## Set exercise
Return all of the data exactly as written, without the pictures.
=== The data ===
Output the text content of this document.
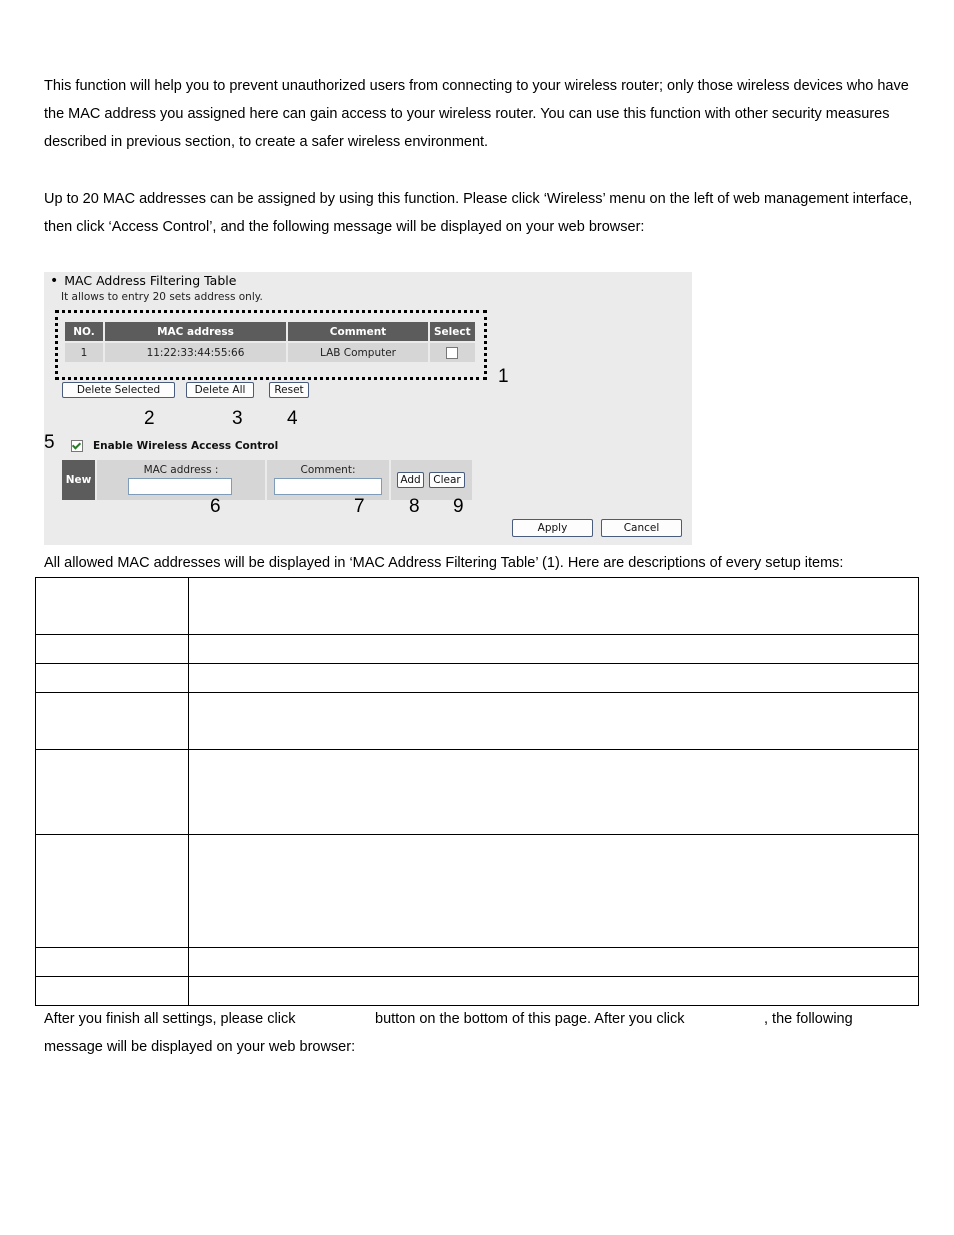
This function will help you to prevent unauthorized users from connecting to your wireless router; only those wireless devices who have the MAC address you assigned here can gain access to your wireless router. You can use this function with other security measures described in previous section, to create a safer wireless environment.

Up to 20 MAC addresses can be assigned by using this function. Please click ‘Wireless’ menu on the left of web management interface, then click ‘Access Control’, and the following message will be displayed on your web browser:

• MAC Address Filtering Table
It allows to entry 20 sets address only.
NO.	MAC address	Comment	Select
1	11:22:33:44:55:66	LAB Computer	
Delete Selected	Delete All	Reset
1
2	3 4
5	Enable Wireless Access Control
New
MAC address :	Comment:
Add	Clear
6	7 8 9
Apply	Cancel

All allowed MAC addresses will be displayed in ‘MAC Address Filtering Table’ (1). Here are descriptions of every setup items:

After you finish all settings, please click	button on the bottom of this page. After you click	, the following
message will be displayed on your web browser:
===
## Reply to the task
Output the text content of this document.
This function will help you to prevent unauthorized users from connecting to your wireless router; only those wireless devices who have the MAC address you assigned here can gain access to your wireless router. You can use this function with other security measures described in previous section, to create a safer wireless environment.

Up to 20 MAC addresses can be assigned by using this function. Please click ‘Wireless’ menu on the left of web management interface, then click ‘Access Control’, and the following message will be displayed on your web browser:

• MAC Address Filtering Table
It allows to entry 20 sets address only.
NO.	MAC address	Comment	Select
1	11:22:33:44:55:66	LAB Computer	
Delete Selected	Delete All	Reset
1
2	3 4
5	Enable Wireless Access Control
New
MAC address :	Comment:
Add	Clear
6	7 8 9
Apply	Cancel

All allowed MAC addresses will be displayed in ‘MAC Address Filtering Table’ (1). Here are descriptions of every setup items:

After you finish all settings, please click	button on the bottom of this page. After you click	, the following
message will be displayed on your web browser:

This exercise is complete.